### Written exercise
Filter the listing below, copying every line in which the word "hinzufügen" appears.

------------

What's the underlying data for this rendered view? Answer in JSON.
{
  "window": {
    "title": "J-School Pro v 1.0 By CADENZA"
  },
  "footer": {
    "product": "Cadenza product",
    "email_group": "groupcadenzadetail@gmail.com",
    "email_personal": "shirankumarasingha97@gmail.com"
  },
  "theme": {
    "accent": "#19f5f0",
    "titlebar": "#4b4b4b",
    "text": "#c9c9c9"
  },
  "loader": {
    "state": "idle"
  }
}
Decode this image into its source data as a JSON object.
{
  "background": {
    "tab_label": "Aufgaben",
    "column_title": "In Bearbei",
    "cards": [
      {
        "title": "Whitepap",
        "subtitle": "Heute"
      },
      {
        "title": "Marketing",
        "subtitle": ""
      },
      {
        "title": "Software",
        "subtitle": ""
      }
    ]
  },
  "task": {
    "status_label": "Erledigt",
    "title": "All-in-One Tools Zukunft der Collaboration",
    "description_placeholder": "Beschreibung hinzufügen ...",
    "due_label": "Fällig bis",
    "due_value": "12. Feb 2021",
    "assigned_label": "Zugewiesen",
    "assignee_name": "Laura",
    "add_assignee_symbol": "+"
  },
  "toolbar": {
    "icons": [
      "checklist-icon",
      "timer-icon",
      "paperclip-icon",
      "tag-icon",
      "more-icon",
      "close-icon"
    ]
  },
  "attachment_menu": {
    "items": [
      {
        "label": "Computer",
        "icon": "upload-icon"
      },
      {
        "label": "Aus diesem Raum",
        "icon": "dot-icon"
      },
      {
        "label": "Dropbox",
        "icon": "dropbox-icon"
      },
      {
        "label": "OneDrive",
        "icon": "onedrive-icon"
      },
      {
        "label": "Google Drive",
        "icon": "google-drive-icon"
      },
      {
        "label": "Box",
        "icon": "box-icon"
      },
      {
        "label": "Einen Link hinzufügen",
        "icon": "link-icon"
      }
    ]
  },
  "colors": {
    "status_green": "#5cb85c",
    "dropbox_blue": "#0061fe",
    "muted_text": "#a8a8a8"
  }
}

------------

### Answer to this task
    "description_placeholder": "Beschreibung hinzufügen ...",
        "label": "Einen Link hinzufügen",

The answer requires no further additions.